Figure dataset records
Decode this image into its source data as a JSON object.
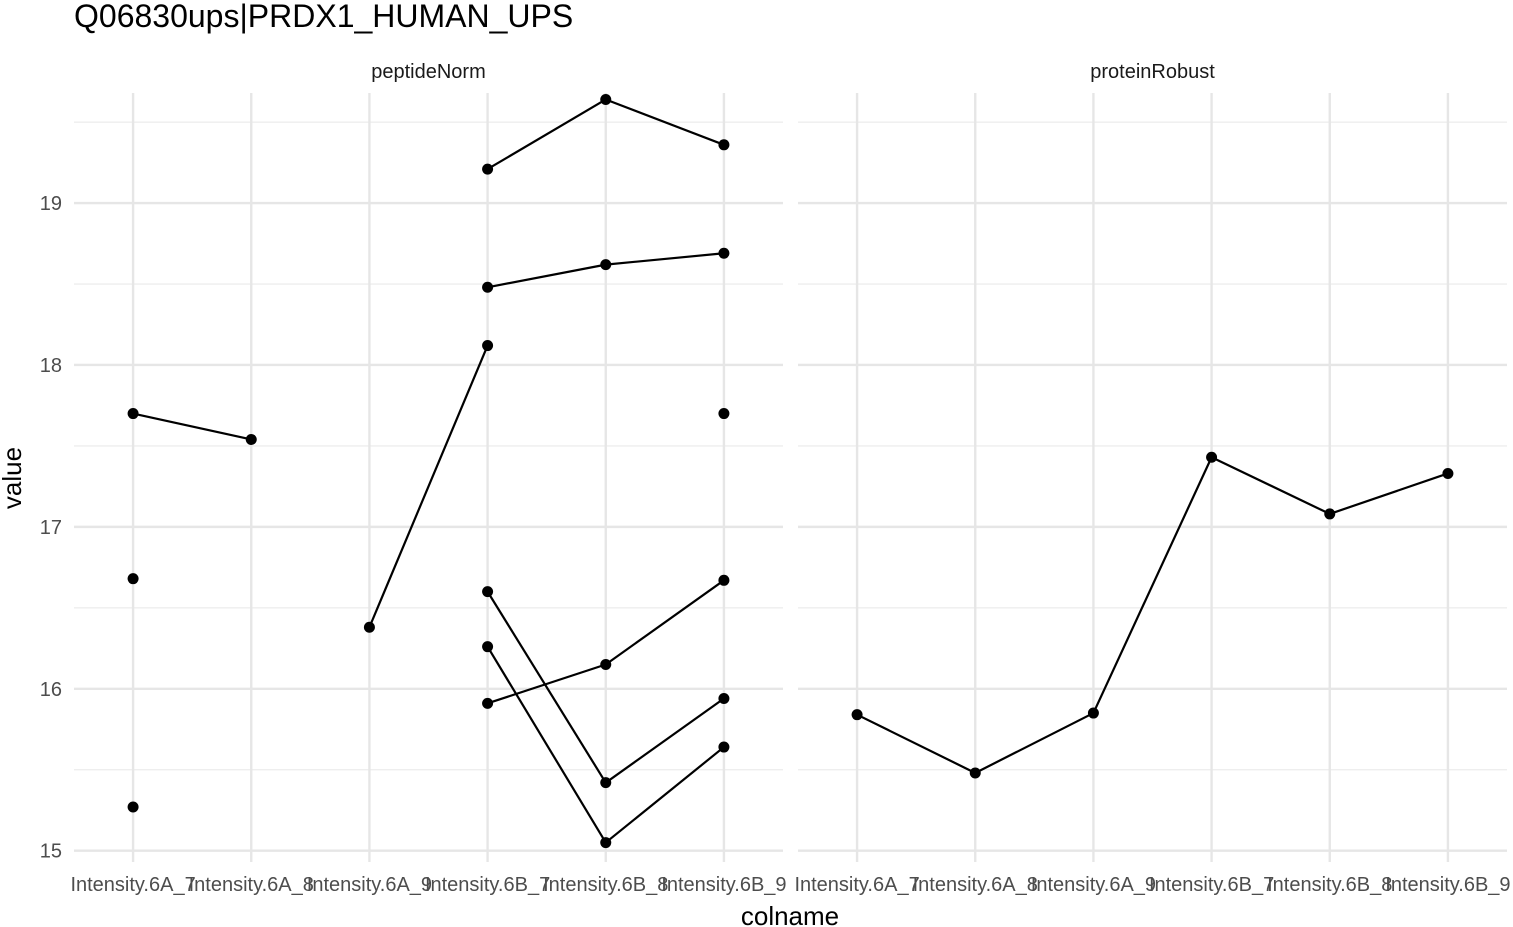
{
  "chart_data": {
    "type": "line",
    "title": "Q06830ups|PRDX1_HUMAN_UPS",
    "xlabel": "colname",
    "ylabel": "value",
    "ylim": [
      14.93,
      19.68
    ],
    "yticks": [
      15,
      16,
      17,
      18,
      19
    ],
    "categories": [
      "Intensity.6A_7",
      "Intensity.6A_8",
      "Intensity.6A_9",
      "Intensity.6B_7",
      "Intensity.6B_8",
      "Intensity.6B_9"
    ],
    "grid": true,
    "legend": "none",
    "panels": [
      {
        "name": "peptideNorm",
        "series": [
          {
            "values": [
              17.7,
              17.54,
              null,
              null,
              null,
              null
            ]
          },
          {
            "values": [
              16.68,
              null,
              null,
              null,
              null,
              null
            ]
          },
          {
            "values": [
              15.27,
              null,
              null,
              null,
              null,
              null
            ]
          },
          {
            "values": [
              null,
              null,
              16.38,
              18.12,
              null,
              null
            ]
          },
          {
            "values": [
              null,
              null,
              null,
              19.21,
              19.64,
              19.36
            ]
          },
          {
            "values": [
              null,
              null,
              null,
              18.48,
              18.62,
              18.69
            ]
          },
          {
            "values": [
              null,
              null,
              null,
              16.6,
              15.42,
              15.94
            ]
          },
          {
            "values": [
              null,
              null,
              null,
              16.26,
              15.05,
              15.64
            ]
          },
          {
            "values": [
              null,
              null,
              null,
              15.91,
              16.15,
              16.67
            ]
          },
          {
            "values": [
              null,
              null,
              null,
              null,
              null,
              17.7
            ]
          }
        ]
      },
      {
        "name": "proteinRobust",
        "series": [
          {
            "values": [
              15.84,
              15.48,
              15.85,
              17.43,
              17.08,
              17.33
            ]
          }
        ]
      }
    ]
  }
}
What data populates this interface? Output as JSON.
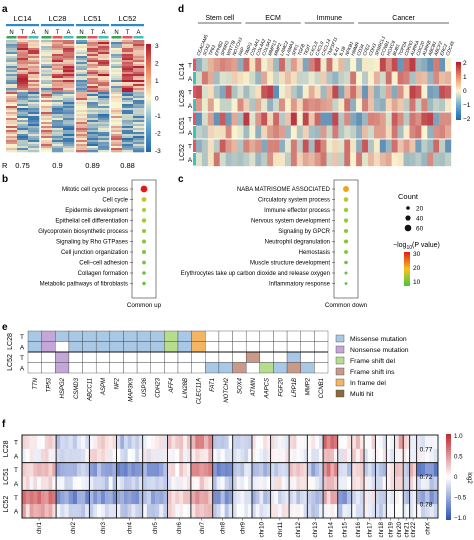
{
  "panels": {
    "a": {
      "label": "a",
      "samples": [
        "LC14",
        "LC28",
        "LC51",
        "LC52"
      ],
      "subs": [
        "N",
        "T",
        "A"
      ],
      "r_label": "R",
      "r_values": [
        "0.75",
        "0.9",
        "0.89",
        "0.88"
      ],
      "colorbar_ticks": [
        "3",
        "2",
        "1",
        "0",
        "-1",
        "-2",
        "-3"
      ]
    },
    "b": {
      "label": "b",
      "terms": [
        "Mitotic cell cycle process",
        "Cell cycle",
        "Epidermis development",
        "Epithelial cell differentiation",
        "Glycoprotein biosynthetic process",
        "Signaling by Rho GTPases",
        "Cell junction organization",
        "Cell–cell adhesion",
        "Collagen formation",
        "Metabolic pathways of fibroblasts"
      ],
      "xlabel": "Common up"
    },
    "c": {
      "label": "c",
      "terms": [
        "NABA MATRISOME ASSOCIATED",
        "Circulatory system process",
        "Immune effector process",
        "Nervous system development",
        "Signaling by GPCR",
        "Neutrophil degranulation",
        "Hemostasis",
        "Muscle structure development",
        "Erythrocytes take up carbon dioxide and release oxygen",
        "Inflammatory response"
      ],
      "xlabel": "Common down",
      "count_title": "Count",
      "count_ticks": [
        "20",
        "40",
        "60"
      ],
      "p_title_prefix": "−log",
      "p_title_sub": "10",
      "p_title_suffix": "(P value)",
      "p_ticks": [
        "30",
        "20",
        "10"
      ]
    },
    "d": {
      "label": "d",
      "groups": [
        "Stem cell",
        "ECM",
        "Immune",
        "Cancer"
      ],
      "genes": [
        "CEACAM5",
        "SOX2",
        "TP63",
        "EPHB2",
        "SPRR3",
        "WNT7B",
        "NOTCH3",
        "FAP",
        "TIMP3",
        "COL4A1",
        "COL4A2",
        "COL5A1",
        "MMP13",
        "MMP2",
        "LAMC2",
        "LAMA3",
        "SPP1",
        "TGFB",
        "TIGIT",
        "CXCL8",
        "CXCL9",
        "CXCL14",
        "TNFSF11",
        "IL41",
        "IL1B",
        "NFKB1",
        "HMMR",
        "CD34",
        "CFE2",
        "CDH3",
        "SPARCL1",
        "CCNB1",
        "HOXC6",
        "BUB1",
        "TOP2A",
        "CDKN3",
        "AURKA",
        "CDC20",
        "AURKB",
        "ABCB1",
        "ABCF2",
        "ERC2",
        "CDC45"
      ],
      "row_groups": [
        "LC14",
        "LC28",
        "LC51",
        "LC52"
      ],
      "row_subs": [
        "T",
        "A"
      ],
      "colorbar_ticks": [
        "2",
        "1",
        "0",
        "−1",
        "−2"
      ]
    },
    "e": {
      "label": "e",
      "samples": [
        "LC28",
        "LC52"
      ],
      "subs": [
        "T",
        "A"
      ],
      "genes": [
        "TTN",
        "TP53",
        "HSPG2",
        "CSMD3",
        "ABCC11",
        "ASPM",
        "NF2",
        "MAP3K9",
        "USP36",
        "CDH23",
        "AFF4",
        "LIN28B",
        "CLEC11A",
        "FAT1",
        "NOTCH2",
        "SOX4",
        "ATMIN",
        "AAPCS",
        "FGF20",
        "LRP1B",
        "MMP2",
        "CCNB1"
      ],
      "legend": [
        "Missense mutation",
        "Nonsense mutation",
        "Frame shift del",
        "Frame shift ins",
        "In frame del",
        "Multi hit"
      ],
      "legend_colors": [
        "#a8c8e6",
        "#c4a6d8",
        "#b6dc8e",
        "#c9998a",
        "#f3b562",
        "#8b6a3e"
      ]
    },
    "f": {
      "label": "f",
      "samples": [
        "LC28",
        "LC51",
        "LC52"
      ],
      "subs": [
        "T",
        "A"
      ],
      "chromosomes": [
        "chr1",
        "chr2",
        "chr3",
        "chr4",
        "chr5",
        "chr6",
        "chr7",
        "chr8",
        "chr9",
        "chr10",
        "chr11",
        "chr12",
        "chr13",
        "chr14",
        "chr15",
        "chr16",
        "chr17",
        "chr18",
        "chr19",
        "chr20",
        "chr21",
        "chr22",
        "chrX"
      ],
      "r_values": [
        "0.77",
        "0.72",
        "0.78"
      ],
      "colorbar_ticks": [
        "1.0",
        "0.5",
        "0",
        "−0.5",
        "−1.0"
      ],
      "colorbar_label": "log2"
    }
  },
  "colors": {
    "sample_bar": "#2e8bc9",
    "N": "#3aa55a",
    "T": "#e8535e",
    "A": "#3ec2b9",
    "high": "#c1272d",
    "low": "#2c6ea5",
    "mid": "#ffffff"
  }
}
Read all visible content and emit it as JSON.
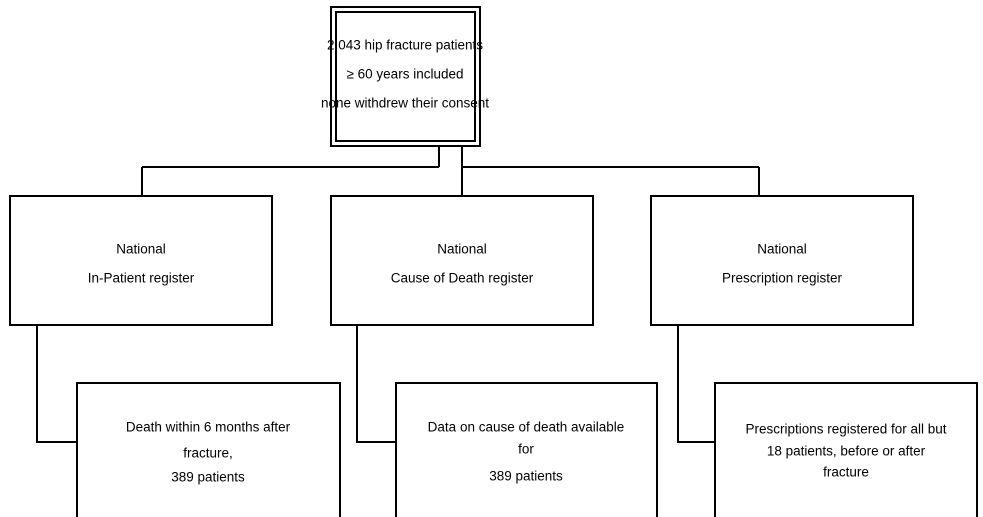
{
  "nodes": [
    {
      "lines": [
        "2,043 hip fracture patients",
        "≥ 60 years included",
        "none withdrew their consent"
      ]
    },
    {
      "lines": [
        "National",
        "In-Patient register"
      ]
    },
    {
      "lines": [
        "National",
        "Cause of Death register"
      ]
    },
    {
      "lines": [
        "National",
        "Prescription register"
      ]
    },
    {
      "lines": [
        "Death within 6 months after",
        "fracture,",
        "389 patients"
      ]
    },
    {
      "lines": [
        "Data on cause of death available",
        "for",
        "389 patients"
      ]
    },
    {
      "lines": [
        "Prescriptions registered for all but",
        "18 patients, before or after",
        "fracture"
      ]
    }
  ]
}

WHAT THE TASK REQUIRES -
Transcribe the data exactly, minus any images.

RESPONSE TO THIS TASK -
Decode this image into its source data as a JSON object.
{
  "chart_data": {
    "type": "line",
    "title": "Q06830ups|PRDX1_HUMAN_UPS",
    "xlabel": "colname",
    "ylabel": "value",
    "ylim": [
      14.93,
      19.68
    ],
    "yticks": [
      15,
      16,
      17,
      18,
      19
    ],
    "categories": [
      "Intensity.6A_7",
      "Intensity.6A_8",
      "Intensity.6A_9",
      "Intensity.6B_7",
      "Intensity.6B_8",
      "Intensity.6B_9"
    ],
    "grid": true,
    "legend": "none",
    "panels": [
      {
        "name": "peptideNorm",
        "series": [
          {
            "values": [
              17.7,
              17.54,
              null,
              null,
              null,
              null
            ]
          },
          {
            "values": [
              16.68,
              null,
              null,
              null,
              null,
              null
            ]
          },
          {
            "values": [
              15.27,
              null,
              null,
              null,
              null,
              null
            ]
          },
          {
            "values": [
              null,
              null,
              16.38,
              18.12,
              null,
              null
            ]
          },
          {
            "values": [
              null,
              null,
              null,
              19.21,
              19.64,
              19.36
            ]
          },
          {
            "values": [
              null,
              null,
              null,
              18.48,
              18.62,
              18.69
            ]
          },
          {
            "values": [
              null,
              null,
              null,
              16.6,
              15.42,
              15.94
            ]
          },
          {
            "values": [
              null,
              null,
              null,
              16.26,
              15.05,
              15.64
            ]
          },
          {
            "values": [
              null,
              null,
              null,
              15.91,
              16.15,
              16.67
            ]
          },
          {
            "values": [
              null,
              null,
              null,
              null,
              null,
              17.7
            ]
          }
        ]
      },
      {
        "name": "proteinRobust",
        "series": [
          {
            "values": [
              15.84,
              15.48,
              15.85,
              17.43,
              17.08,
              17.33
            ]
          }
        ]
      }
    ]
  }
}
What data populates this interface? Output as JSON.
{
  "panels": {
    "a": {
      "label": "a",
      "samples": [
        "LC14",
        "LC28",
        "LC51",
        "LC52"
      ],
      "subs": [
        "N",
        "T",
        "A"
      ],
      "r_label": "R",
      "r_values": [
        "0.75",
        "0.9",
        "0.89",
        "0.88"
      ],
      "colorbar_ticks": [
        "3",
        "2",
        "1",
        "0",
        "-1",
        "-2",
        "-3"
      ]
    },
    "b": {
      "label": "b",
      "terms": [
        "Mitotic cell cycle process",
        "Cell cycle",
        "Epidermis development",
        "Epithelial cell differentiation",
        "Glycoprotein biosynthetic process",
        "Signaling by Rho GTPases",
        "Cell junction organization",
        "Cell–cell adhesion",
        "Collagen formation",
        "Metabolic pathways of fibroblasts"
      ],
      "xlabel": "Common up"
    },
    "c": {
      "label": "c",
      "terms": [
        "NABA MATRISOME ASSOCIATED",
        "Circulatory system process",
        "Immune effector process",
        "Nervous system development",
        "Signaling by GPCR",
        "Neutrophil degranulation",
        "Hemostasis",
        "Muscle structure development",
        "Erythrocytes take up carbon dioxide and release oxygen",
        "Inflammatory response"
      ],
      "xlabel": "Common down",
      "count_title": "Count",
      "count_ticks": [
        "20",
        "40",
        "60"
      ],
      "p_title_prefix": "−log",
      "p_title_sub": "10",
      "p_title_suffix": "(P value)",
      "p_ticks": [
        "30",
        "20",
        "10"
      ]
    },
    "d": {
      "label": "d",
      "groups": [
        "Stem cell",
        "ECM",
        "Immune",
        "Cancer"
      ],
      "genes": [
        "CEACAM5",
        "SOX2",
        "TP63",
        "EPHB2",
        "SPRR3",
        "WNT7B",
        "NOTCH3",
        "FAP",
        "TIMP3",
        "COL4A1",
        "COL4A2",
        "COL5A1",
        "MMP13",
        "MMP2",
        "LAMC2",
        "LAMA3",
        "SPP1",
        "TGFB",
        "TIGIT",
        "CXCL8",
        "CXCL9",
        "CXCL14",
        "TNFSF11",
        "IL41",
        "IL1B",
        "NFKB1",
        "HMMR",
        "CD34",
        "CFE2",
        "CDH3",
        "SPARCL1",
        "CCNB1",
        "HOXC6",
        "BUB1",
        "TOP2A",
        "CDKN3",
        "AURKA",
        "CDC20",
        "AURKB",
        "ABCB1",
        "ABCF2",
        "ERC2",
        "CDC45"
      ],
      "row_groups": [
        "LC14",
        "LC28",
        "LC51",
        "LC52"
      ],
      "row_subs": [
        "T",
        "A"
      ],
      "colorbar_ticks": [
        "2",
        "1",
        "0",
        "−1",
        "−2"
      ]
    },
    "e": {
      "label": "e",
      "samples": [
        "LC28",
        "LC52"
      ],
      "subs": [
        "T",
        "A"
      ],
      "genes": [
        "TTN",
        "TP53",
        "HSPG2",
        "CSMD3",
        "ABCC11",
        "ASPM",
        "NF2",
        "MAP3K9",
        "USP36",
        "CDH23",
        "AFF4",
        "LIN28B",
        "CLEC11A",
        "FAT1",
        "NOTCH2",
        "SOX4",
        "ATMIN",
        "AAPCS",
        "FGF20",
        "LRP1B",
        "MMP2",
        "CCNB1"
      ],
      "legend": [
        "Missense mutation",
        "Nonsense mutation",
        "Frame shift del",
        "Frame shift ins",
        "In frame del",
        "Multi hit"
      ],
      "legend_colors": [
        "#a8c8e6",
        "#c4a6d8",
        "#b6dc8e",
        "#c9998a",
        "#f3b562",
        "#8b6a3e"
      ]
    },
    "f": {
      "label": "f",
      "samples": [
        "LC28",
        "LC51",
        "LC52"
      ],
      "subs": [
        "T",
        "A"
      ],
      "chromosomes": [
        "chr1",
        "chr2",
        "chr3",
        "chr4",
        "chr5",
        "chr6",
        "chr7",
        "chr8",
        "chr9",
        "chr10",
        "chr11",
        "chr12",
        "chr13",
        "chr14",
        "chr15",
        "chr16",
        "chr17",
        "chr18",
        "chr19",
        "chr20",
        "chr21",
        "chr22",
        "chrX"
      ],
      "r_values": [
        "0.77",
        "0.72",
        "0.78"
      ],
      "colorbar_ticks": [
        "1.0",
        "0.5",
        "0",
        "−0.5",
        "−1.0"
      ],
      "colorbar_label": "log2"
    }
  },
  "colors": {
    "sample_bar": "#2e8bc9",
    "N": "#3aa55a",
    "T": "#e8535e",
    "A": "#3ec2b9",
    "high": "#c1272d",
    "low": "#2c6ea5",
    "mid": "#ffffff"
  }
}
Read all visible content and emit it as JSON.
{
  "nodes": [
    {
      "lines": [
        "2,043 hip fracture patients",
        "≥ 60 years included",
        "none withdrew their consent"
      ]
    },
    {
      "lines": [
        "National",
        "In-Patient register"
      ]
    },
    {
      "lines": [
        "National",
        "Cause of Death register"
      ]
    },
    {
      "lines": [
        "National",
        "Prescription register"
      ]
    },
    {
      "lines": [
        "Death within 6 months after",
        "fracture,",
        "389 patients"
      ]
    },
    {
      "lines": [
        "Data on cause of death available",
        "for",
        "389 patients"
      ]
    },
    {
      "lines": [
        "Prescriptions registered for all but",
        "18 patients, before or after",
        "fracture"
      ]
    }
  ]
}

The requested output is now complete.